**Goal 1**
In the passage on prairie plants, why is restoring and preserving landscapes important?

Description/Purpose:

Prairie plants and wildflowers are finding their way into our landscapes both in gardens and yards, and into restored landscapes. The returned interest towards prairie plants and wildflowers signifies a movement in landscape design towards a more naturalized landscape. Using native species to recreate plant and wildlife communities only makes sense. Restoring and preserving landscapes is important because it helps create and sustain ecosystems and their diverse communities of plants and wildlife.

Finding a diverse source of plant material can be difficult because this is a new trend, and the demand is increasing. Seeds are a natural source of potential plants and collecting them is both economical and easy.

There are potential problems in where they can be collected, and ethical issues when moving plants around in the wild. These issues will be discussed in detail later.

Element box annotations
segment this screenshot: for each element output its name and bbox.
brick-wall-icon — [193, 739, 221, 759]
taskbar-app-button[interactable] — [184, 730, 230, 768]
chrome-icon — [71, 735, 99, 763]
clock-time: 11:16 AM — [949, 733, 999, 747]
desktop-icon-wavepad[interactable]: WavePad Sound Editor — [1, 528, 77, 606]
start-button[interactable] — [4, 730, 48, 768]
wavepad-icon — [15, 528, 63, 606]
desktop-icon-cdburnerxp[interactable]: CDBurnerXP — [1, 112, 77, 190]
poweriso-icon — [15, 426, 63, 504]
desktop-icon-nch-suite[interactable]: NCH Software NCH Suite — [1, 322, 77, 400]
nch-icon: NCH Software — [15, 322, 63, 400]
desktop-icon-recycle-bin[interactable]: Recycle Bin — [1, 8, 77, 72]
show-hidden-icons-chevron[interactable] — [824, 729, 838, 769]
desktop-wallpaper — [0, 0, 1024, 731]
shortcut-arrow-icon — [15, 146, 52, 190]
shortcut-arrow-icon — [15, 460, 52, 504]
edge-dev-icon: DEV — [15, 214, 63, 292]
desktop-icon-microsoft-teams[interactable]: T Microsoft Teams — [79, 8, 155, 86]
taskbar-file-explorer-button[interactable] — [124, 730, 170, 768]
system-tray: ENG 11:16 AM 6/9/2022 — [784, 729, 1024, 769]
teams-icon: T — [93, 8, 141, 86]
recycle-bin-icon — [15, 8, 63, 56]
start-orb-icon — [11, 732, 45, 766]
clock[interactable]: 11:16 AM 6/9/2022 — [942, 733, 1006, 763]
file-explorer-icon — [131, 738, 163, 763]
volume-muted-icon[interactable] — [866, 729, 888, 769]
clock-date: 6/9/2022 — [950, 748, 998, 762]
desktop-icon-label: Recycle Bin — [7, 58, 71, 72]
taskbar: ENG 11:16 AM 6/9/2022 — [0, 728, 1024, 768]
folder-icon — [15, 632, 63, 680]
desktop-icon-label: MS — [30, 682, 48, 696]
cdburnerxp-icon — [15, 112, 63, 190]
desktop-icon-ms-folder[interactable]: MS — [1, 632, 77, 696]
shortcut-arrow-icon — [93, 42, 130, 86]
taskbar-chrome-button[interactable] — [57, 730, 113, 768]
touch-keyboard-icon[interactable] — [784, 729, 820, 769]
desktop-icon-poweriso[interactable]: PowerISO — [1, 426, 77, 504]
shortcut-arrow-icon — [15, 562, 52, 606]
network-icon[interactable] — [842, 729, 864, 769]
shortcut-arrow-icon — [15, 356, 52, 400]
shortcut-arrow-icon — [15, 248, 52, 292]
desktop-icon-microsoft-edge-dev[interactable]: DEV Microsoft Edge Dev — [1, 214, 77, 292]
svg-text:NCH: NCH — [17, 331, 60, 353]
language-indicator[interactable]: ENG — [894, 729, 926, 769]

**Goal 2**
Write out everything from the start of the records down to the line containing "desktop-icon-nch-suite[interactable]: NCH Software", both ends included, as a numbered list, leaving out any blank lines.

**Finished answer 1**
It helps create and sustain ecosystems and their diverse communities of plants and wildlife.

**Finished answer 2**
1. segment this screenshot: for each element output its name and bbox.
2. brick-wall-icon — [193, 739, 221, 759]
3. taskbar-app-button[interactable] — [184, 730, 230, 768]
4. chrome-icon — [71, 735, 99, 763]
5. clock-time: 11:16 AM — [949, 733, 999, 747]
6. desktop-icon-wavepad[interactable]: WavePad Sound Editor — [1, 528, 77, 606]
7. start-button[interactable] — [4, 730, 48, 768]
8. wavepad-icon — [15, 528, 63, 606]
9. desktop-icon-cdburnerxp[interactable]: CDBurnerXP — [1, 112, 77, 190]
10. poweriso-icon — [15, 426, 63, 504]
11. desktop-icon-nch-suite[interactable]: NCH Software NCH Suite — [1, 322, 77, 400]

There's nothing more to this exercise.